_Written request_: Each line below should be quoted exactly, please.

— Begin Extracted data —

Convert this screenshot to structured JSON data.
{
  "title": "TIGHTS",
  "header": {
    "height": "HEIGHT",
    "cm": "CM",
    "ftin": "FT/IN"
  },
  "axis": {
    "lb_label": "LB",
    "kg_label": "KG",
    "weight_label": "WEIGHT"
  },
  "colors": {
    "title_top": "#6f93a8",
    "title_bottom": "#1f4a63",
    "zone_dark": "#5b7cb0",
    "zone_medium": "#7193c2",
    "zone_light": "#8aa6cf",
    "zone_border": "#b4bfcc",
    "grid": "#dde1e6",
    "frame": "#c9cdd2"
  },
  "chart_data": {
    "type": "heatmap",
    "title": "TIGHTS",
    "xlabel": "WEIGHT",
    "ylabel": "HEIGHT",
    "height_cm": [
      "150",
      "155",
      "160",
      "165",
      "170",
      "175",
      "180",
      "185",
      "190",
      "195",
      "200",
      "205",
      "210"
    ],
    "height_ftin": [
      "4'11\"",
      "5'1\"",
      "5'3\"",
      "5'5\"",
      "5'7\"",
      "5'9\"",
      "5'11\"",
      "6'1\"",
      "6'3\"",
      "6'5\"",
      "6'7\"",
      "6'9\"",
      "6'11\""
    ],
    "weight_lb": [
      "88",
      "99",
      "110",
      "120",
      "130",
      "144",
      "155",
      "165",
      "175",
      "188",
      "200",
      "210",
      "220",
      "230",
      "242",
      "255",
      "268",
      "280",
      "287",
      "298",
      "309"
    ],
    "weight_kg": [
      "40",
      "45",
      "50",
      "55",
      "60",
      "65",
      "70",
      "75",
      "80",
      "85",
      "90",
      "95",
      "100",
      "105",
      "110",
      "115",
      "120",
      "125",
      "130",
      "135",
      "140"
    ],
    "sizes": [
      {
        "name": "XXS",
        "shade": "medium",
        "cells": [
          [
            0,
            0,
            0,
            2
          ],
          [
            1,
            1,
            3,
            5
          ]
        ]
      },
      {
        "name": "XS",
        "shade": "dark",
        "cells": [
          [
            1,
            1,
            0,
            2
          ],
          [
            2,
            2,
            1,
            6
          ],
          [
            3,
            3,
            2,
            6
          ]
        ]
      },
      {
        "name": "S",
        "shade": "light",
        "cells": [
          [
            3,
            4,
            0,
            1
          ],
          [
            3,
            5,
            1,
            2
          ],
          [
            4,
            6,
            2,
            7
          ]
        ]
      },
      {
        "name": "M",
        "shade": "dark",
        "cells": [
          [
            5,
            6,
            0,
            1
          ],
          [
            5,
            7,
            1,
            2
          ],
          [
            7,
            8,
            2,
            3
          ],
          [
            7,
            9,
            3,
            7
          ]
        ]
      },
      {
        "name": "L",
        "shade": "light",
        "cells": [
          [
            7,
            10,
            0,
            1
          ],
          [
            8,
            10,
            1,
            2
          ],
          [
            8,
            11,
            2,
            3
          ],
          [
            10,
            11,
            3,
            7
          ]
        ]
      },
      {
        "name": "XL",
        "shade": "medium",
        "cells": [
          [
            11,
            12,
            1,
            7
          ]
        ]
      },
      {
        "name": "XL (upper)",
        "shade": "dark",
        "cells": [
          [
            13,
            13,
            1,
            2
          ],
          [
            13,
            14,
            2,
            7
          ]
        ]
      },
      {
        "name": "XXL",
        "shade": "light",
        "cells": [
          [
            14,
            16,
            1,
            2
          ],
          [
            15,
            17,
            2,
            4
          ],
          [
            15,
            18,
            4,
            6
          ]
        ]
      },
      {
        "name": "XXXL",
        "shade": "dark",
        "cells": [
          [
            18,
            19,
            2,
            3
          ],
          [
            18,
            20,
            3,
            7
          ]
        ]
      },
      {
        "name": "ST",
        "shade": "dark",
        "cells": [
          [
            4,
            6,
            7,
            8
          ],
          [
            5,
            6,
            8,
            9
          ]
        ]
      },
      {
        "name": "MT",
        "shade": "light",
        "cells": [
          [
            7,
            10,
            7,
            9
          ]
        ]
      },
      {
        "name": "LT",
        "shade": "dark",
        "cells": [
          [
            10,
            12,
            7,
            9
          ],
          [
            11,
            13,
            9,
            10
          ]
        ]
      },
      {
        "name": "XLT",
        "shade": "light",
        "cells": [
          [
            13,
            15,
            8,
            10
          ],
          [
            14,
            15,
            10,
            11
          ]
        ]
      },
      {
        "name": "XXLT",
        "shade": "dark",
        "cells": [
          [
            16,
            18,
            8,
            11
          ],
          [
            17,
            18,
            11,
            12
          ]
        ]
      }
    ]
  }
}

— End Extracted data —

_Task output_:
Convert this screenshot to structured JSON data.
{
  "title": "TIGHTS",
  "header": {
    "height": "HEIGHT",
    "cm": "CM",
    "ftin": "FT/IN"
  },
  "axis": {
    "lb_label": "LB",
    "kg_label": "KG",
    "weight_label": "WEIGHT"
  },
  "colors": {
    "title_top": "#6f93a8",
    "title_bottom": "#1f4a63",
    "zone_dark": "#5b7cb0",
    "zone_medium": "#7193c2",
    "zone_light": "#8aa6cf",
    "zone_border": "#b4bfcc",
    "grid": "#dde1e6",
    "frame": "#c9cdd2"
  },
  "chart_data": {
    "type": "heatmap",
    "title": "TIGHTS",
    "xlabel": "WEIGHT",
    "ylabel": "HEIGHT",
    "height_cm": [
      "150",
      "155",
      "160",
      "165",
      "170",
      "175",
      "180",
      "185",
      "190",
      "195",
      "200",
      "205",
      "210"
    ],
    "height_ftin": [
      "4'11\"",
      "5'1\"",
      "5'3\"",
      "5'5\"",
      "5'7\"",
      "5'9\"",
      "5'11\"",
      "6'1\"",
      "6'3\"",
      "6'5\"",
      "6'7\"",
      "6'9\"",
      "6'11\""
    ],
    "weight_lb": [
      "88",
      "99",
      "110",
      "120",
      "130",
      "144",
      "155",
      "165",
      "175",
      "188",
      "200",
      "210",
      "220",
      "230",
      "242",
      "255",
      "268",
      "280",
      "287",
      "298",
      "309"
    ],
    "weight_kg": [
      "40",
      "45",
      "50",
      "55",
      "60",
      "65",
      "70",
      "75",
      "80",
      "85",
      "90",
      "95",
      "100",
      "105",
      "110",
      "115",
      "120",
      "125",
      "130",
      "135",
      "140"
    ],
    "sizes": [
      {
        "name": "XXS",
        "shade": "medium",
        "cells": [
          [
            0,
            0,
            0,
            2
          ],
          [
            1,
            1,
            3,
            5
          ]
        ]
      },
      {
        "name": "XS",
        "shade": "dark",
        "cells": [
          [
            1,
            1,
            0,
            2
          ],
          [
            2,
            2,
            1,
            6
          ],
          [
            3,
            3,
            2,
            6
          ]
        ]
      },
      {
        "name": "S",
        "shade": "light",
        "cells": [
          [
            3,
            4,
            0,
            1
          ],
          [
            3,
            5,
            1,
            2
          ],
          [
            4,
            6,
            2,
            7
          ]
        ]
      },
      {
        "name": "M",
        "shade": "dark",
        "cells": [
          [
            5,
            6,
            0,
            1
          ],
          [
            5,
            7,
            1,
            2
          ],
          [
            7,
            8,
            2,
            3
          ],
          [
            7,
            9,
            3,
            7
          ]
        ]
      },
      {
        "name": "L",
        "shade": "light",
        "cells": [
          [
            7,
            10,
            0,
            1
          ],
          [
            8,
            10,
            1,
            2
          ],
          [
            8,
            11,
            2,
            3
          ],
          [
            10,
            11,
            3,
            7
          ]
        ]
      },
      {
        "name": "XL",
        "shade": "medium",
        "cells": [
          [
            11,
            12,
            1,
            7
          ]
        ]
      },
      {
        "name": "XL (upper)",
        "shade": "dark",
        "cells": [
          [
            13,
            13,
            1,
            2
          ],
          [
            13,
            14,
            2,
            7
          ]
        ]
      },
      {
        "name": "XXL",
        "shade": "light",
        "cells": [
          [
            14,
            16,
            1,
            2
          ],
          [
            15,
            17,
            2,
            4
          ],
          [
            15,
            18,
            4,
            6
          ]
        ]
      },
      {
        "name": "XXXL",
        "shade": "dark",
        "cells": [
          [
            18,
            19,
            2,
            3
          ],
          [
            18,
            20,
            3,
            7
          ]
        ]
      },
      {
        "name": "ST",
        "shade": "dark",
        "cells": [
          [
            4,
            6,
            7,
            8
          ],
          [
            5,
            6,
            8,
            9
          ]
        ]
      },
      {
        "name": "MT",
        "shade": "light",
        "cells": [
          [
            7,
            10,
            7,
            9
          ]
        ]
      },
      {
        "name": "LT",
        "shade": "dark",
        "cells": [
          [
            10,
            12,
            7,
            9
          ],
          [
            11,
            13,
            9,
            10
          ]
        ]
      },
      {
        "name": "XLT",
        "shade": "light",
        "cells": [
          [
            13,
            15,
            8,
            10
          ],
          [
            14,
            15,
            10,
            11
          ]
        ]
      },
      {
        "name": "XXLT",
        "shade": "dark",
        "cells": [
          [
            16,
            18,
            8,
            11
          ],
          [
            17,
            18,
            11,
            12
          ]
        ]
      }
    ]
  }
}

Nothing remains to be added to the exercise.